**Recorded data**
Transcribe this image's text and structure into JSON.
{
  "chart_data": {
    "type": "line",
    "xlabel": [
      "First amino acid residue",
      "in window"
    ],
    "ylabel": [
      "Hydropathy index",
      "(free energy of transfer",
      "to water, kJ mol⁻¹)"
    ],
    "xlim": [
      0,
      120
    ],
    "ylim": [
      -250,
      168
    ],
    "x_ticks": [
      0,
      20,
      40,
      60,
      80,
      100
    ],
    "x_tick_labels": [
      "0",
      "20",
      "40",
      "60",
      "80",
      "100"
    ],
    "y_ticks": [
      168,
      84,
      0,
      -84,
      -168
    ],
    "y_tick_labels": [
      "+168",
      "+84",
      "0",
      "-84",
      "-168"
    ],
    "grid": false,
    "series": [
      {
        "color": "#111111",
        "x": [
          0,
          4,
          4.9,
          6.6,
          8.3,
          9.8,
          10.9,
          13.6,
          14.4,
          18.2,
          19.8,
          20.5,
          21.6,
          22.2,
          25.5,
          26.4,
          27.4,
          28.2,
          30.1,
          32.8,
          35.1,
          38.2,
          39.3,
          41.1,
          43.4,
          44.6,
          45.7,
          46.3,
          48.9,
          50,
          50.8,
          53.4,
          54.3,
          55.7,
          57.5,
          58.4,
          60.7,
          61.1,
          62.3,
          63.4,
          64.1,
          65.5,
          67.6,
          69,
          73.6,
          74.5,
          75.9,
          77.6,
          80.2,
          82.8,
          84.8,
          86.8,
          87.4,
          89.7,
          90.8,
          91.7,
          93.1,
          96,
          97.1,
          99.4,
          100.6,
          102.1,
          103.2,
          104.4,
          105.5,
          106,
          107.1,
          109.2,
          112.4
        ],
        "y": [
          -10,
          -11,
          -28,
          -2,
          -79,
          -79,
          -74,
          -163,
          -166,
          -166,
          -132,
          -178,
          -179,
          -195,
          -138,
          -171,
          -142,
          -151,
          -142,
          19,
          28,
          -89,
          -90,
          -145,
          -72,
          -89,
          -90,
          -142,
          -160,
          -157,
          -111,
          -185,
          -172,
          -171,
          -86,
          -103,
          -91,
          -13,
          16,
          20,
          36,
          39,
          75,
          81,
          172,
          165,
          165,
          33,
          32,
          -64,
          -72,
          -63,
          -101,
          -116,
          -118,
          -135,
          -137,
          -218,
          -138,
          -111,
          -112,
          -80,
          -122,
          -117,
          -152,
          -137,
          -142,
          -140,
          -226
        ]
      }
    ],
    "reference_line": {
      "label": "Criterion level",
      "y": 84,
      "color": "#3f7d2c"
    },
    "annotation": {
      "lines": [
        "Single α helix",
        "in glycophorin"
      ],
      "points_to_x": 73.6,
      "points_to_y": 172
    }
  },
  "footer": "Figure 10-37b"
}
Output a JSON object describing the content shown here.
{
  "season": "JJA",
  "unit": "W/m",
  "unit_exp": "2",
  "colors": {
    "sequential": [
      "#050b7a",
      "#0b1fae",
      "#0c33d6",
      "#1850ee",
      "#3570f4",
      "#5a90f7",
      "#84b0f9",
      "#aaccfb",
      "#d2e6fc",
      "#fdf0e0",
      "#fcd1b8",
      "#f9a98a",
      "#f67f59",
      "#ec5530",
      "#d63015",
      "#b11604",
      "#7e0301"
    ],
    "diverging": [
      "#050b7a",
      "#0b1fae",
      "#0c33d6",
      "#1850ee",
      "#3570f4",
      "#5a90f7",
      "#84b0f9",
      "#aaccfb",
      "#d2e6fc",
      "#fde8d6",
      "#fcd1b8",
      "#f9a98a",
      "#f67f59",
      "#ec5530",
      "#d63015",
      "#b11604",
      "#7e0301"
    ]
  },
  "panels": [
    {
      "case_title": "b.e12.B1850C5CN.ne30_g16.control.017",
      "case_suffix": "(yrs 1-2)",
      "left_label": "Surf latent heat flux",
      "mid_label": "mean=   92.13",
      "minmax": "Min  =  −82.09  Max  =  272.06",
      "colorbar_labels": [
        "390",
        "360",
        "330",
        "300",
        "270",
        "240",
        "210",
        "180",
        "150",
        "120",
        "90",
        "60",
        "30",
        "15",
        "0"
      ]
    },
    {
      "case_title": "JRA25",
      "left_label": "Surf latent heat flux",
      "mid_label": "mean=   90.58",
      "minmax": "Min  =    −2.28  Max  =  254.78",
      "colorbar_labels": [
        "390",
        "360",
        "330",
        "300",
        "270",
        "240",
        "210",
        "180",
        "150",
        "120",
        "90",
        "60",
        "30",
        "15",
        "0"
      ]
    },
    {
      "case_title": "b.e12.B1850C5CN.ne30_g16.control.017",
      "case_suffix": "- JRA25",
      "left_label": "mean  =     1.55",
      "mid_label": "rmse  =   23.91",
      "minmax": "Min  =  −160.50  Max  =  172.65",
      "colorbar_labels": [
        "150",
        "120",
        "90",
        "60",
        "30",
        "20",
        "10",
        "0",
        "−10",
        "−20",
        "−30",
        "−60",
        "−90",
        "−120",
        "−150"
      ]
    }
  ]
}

**Given exercise**
Copy all the entries verbatim.

**Expected answer**
Transcribe this image's text and structure into JSON.
{
  "chart_data": {
    "type": "line",
    "xlabel": [
      "First amino acid residue",
      "in window"
    ],
    "ylabel": [
      "Hydropathy index",
      "(free energy of transfer",
      "to water, kJ mol⁻¹)"
    ],
    "xlim": [
      0,
      120
    ],
    "ylim": [
      -250,
      168
    ],
    "x_ticks": [
      0,
      20,
      40,
      60,
      80,
      100
    ],
    "x_tick_labels": [
      "0",
      "20",
      "40",
      "60",
      "80",
      "100"
    ],
    "y_ticks": [
      168,
      84,
      0,
      -84,
      -168
    ],
    "y_tick_labels": [
      "+168",
      "+84",
      "0",
      "-84",
      "-168"
    ],
    "grid": false,
    "series": [
      {
        "color": "#111111",
        "x": [
          0,
          4,
          4.9,
          6.6,
          8.3,
          9.8,
          10.9,
          13.6,
          14.4,
          18.2,
          19.8,
          20.5,
          21.6,
          22.2,
          25.5,
          26.4,
          27.4,
          28.2,
          30.1,
          32.8,
          35.1,
          38.2,
          39.3,
          41.1,
          43.4,
          44.6,
          45.7,
          46.3,
          48.9,
          50,
          50.8,
          53.4,
          54.3,
          55.7,
          57.5,
          58.4,
          60.7,
          61.1,
          62.3,
          63.4,
          64.1,
          65.5,
          67.6,
          69,
          73.6,
          74.5,
          75.9,
          77.6,
          80.2,
          82.8,
          84.8,
          86.8,
          87.4,
          89.7,
          90.8,
          91.7,
          93.1,
          96,
          97.1,
          99.4,
          100.6,
          102.1,
          103.2,
          104.4,
          105.5,
          106,
          107.1,
          109.2,
          112.4
        ],
        "y": [
          -10,
          -11,
          -28,
          -2,
          -79,
          -79,
          -74,
          -163,
          -166,
          -166,
          -132,
          -178,
          -179,
          -195,
          -138,
          -171,
          -142,
          -151,
          -142,
          19,
          28,
          -89,
          -90,
          -145,
          -72,
          -89,
          -90,
          -142,
          -160,
          -157,
          -111,
          -185,
          -172,
          -171,
          -86,
          -103,
          -91,
          -13,
          16,
          20,
          36,
          39,
          75,
          81,
          172,
          165,
          165,
          33,
          32,
          -64,
          -72,
          -63,
          -101,
          -116,
          -118,
          -135,
          -137,
          -218,
          -138,
          -111,
          -112,
          -80,
          -122,
          -117,
          -152,
          -137,
          -142,
          -140,
          -226
        ]
      }
    ],
    "reference_line": {
      "label": "Criterion level",
      "y": 84,
      "color": "#3f7d2c"
    },
    "annotation": {
      "lines": [
        "Single α helix",
        "in glycophorin"
      ],
      "points_to_x": 73.6,
      "points_to_y": 172
    }
  },
  "footer": "Figure 10-37b"
}
Output a JSON object describing the content shown here.
{
  "season": "JJA",
  "unit": "W/m",
  "unit_exp": "2",
  "colors": {
    "sequential": [
      "#050b7a",
      "#0b1fae",
      "#0c33d6",
      "#1850ee",
      "#3570f4",
      "#5a90f7",
      "#84b0f9",
      "#aaccfb",
      "#d2e6fc",
      "#fdf0e0",
      "#fcd1b8",
      "#f9a98a",
      "#f67f59",
      "#ec5530",
      "#d63015",
      "#b11604",
      "#7e0301"
    ],
    "diverging": [
      "#050b7a",
      "#0b1fae",
      "#0c33d6",
      "#1850ee",
      "#3570f4",
      "#5a90f7",
      "#84b0f9",
      "#aaccfb",
      "#d2e6fc",
      "#fde8d6",
      "#fcd1b8",
      "#f9a98a",
      "#f67f59",
      "#ec5530",
      "#d63015",
      "#b11604",
      "#7e0301"
    ]
  },
  "panels": [
    {
      "case_title": "b.e12.B1850C5CN.ne30_g16.control.017",
      "case_suffix": "(yrs 1-2)",
      "left_label": "Surf latent heat flux",
      "mid_label": "mean=   92.13",
      "minmax": "Min  =  −82.09  Max  =  272.06",
      "colorbar_labels": [
        "390",
        "360",
        "330",
        "300",
        "270",
        "240",
        "210",
        "180",
        "150",
        "120",
        "90",
        "60",
        "30",
        "15",
        "0"
      ]
    },
    {
      "case_title": "JRA25",
      "left_label": "Surf latent heat flux",
      "mid_label": "mean=   90.58",
      "minmax": "Min  =    −2.28  Max  =  254.78",
      "colorbar_labels": [
        "390",
        "360",
        "330",
        "300",
        "270",
        "240",
        "210",
        "180",
        "150",
        "120",
        "90",
        "60",
        "30",
        "15",
        "0"
      ]
    },
    {
      "case_title": "b.e12.B1850C5CN.ne30_g16.control.017",
      "case_suffix": "- JRA25",
      "left_label": "mean  =     1.55",
      "mid_label": "rmse  =   23.91",
      "minmax": "Min  =  −160.50  Max  =  172.65",
      "colorbar_labels": [
        "150",
        "120",
        "90",
        "60",
        "30",
        "20",
        "10",
        "0",
        "−10",
        "−20",
        "−30",
        "−60",
        "−90",
        "−120",
        "−150"
      ]
    }
  ]
}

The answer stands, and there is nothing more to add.